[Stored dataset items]
★ ★ ★ ★ ★ ★ ★

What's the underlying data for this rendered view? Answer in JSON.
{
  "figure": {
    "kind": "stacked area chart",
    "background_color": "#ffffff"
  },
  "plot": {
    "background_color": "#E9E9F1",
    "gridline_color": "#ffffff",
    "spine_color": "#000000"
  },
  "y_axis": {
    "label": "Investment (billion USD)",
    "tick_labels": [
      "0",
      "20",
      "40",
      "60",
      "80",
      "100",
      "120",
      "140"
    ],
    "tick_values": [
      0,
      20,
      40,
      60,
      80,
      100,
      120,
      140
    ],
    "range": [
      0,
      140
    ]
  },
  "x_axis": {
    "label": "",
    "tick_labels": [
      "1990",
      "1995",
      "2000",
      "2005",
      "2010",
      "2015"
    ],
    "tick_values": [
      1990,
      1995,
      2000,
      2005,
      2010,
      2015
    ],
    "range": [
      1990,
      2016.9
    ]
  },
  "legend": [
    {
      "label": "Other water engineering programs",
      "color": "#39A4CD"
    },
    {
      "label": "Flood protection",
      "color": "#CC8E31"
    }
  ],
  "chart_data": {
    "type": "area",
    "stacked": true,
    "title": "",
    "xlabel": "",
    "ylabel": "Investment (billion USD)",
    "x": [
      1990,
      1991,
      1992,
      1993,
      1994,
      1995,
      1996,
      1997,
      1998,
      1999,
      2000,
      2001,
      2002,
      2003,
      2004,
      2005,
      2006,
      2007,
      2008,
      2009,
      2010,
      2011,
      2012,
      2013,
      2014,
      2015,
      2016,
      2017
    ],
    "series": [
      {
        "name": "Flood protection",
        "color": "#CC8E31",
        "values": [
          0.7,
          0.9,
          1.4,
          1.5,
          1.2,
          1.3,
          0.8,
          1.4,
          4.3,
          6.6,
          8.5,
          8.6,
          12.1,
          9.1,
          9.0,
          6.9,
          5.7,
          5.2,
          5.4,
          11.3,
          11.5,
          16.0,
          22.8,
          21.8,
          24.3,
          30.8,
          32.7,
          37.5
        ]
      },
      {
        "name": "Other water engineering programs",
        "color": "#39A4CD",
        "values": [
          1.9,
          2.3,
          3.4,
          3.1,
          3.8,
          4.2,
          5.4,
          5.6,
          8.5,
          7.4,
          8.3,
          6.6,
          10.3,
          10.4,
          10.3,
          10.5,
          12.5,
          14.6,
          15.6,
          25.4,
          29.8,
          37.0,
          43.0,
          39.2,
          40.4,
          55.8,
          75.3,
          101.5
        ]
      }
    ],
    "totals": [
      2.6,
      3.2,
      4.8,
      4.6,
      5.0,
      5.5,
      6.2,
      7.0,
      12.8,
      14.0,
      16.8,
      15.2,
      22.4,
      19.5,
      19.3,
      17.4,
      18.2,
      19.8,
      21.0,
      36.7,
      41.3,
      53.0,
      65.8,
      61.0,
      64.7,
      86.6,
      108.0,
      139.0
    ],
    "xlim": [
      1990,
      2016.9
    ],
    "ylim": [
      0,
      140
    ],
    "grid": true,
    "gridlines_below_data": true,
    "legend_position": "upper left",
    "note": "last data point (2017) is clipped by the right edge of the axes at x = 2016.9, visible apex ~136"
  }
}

★ ★ ★ ★ ★ ★ ★

» GIVEN INSTRUCTION
Read the entries above, then pull out the lines that include "Investment".

» WRITTEN RESPONSE
    "label": "Investment (billion USD)",
    "ylabel": "Investment (billion USD)",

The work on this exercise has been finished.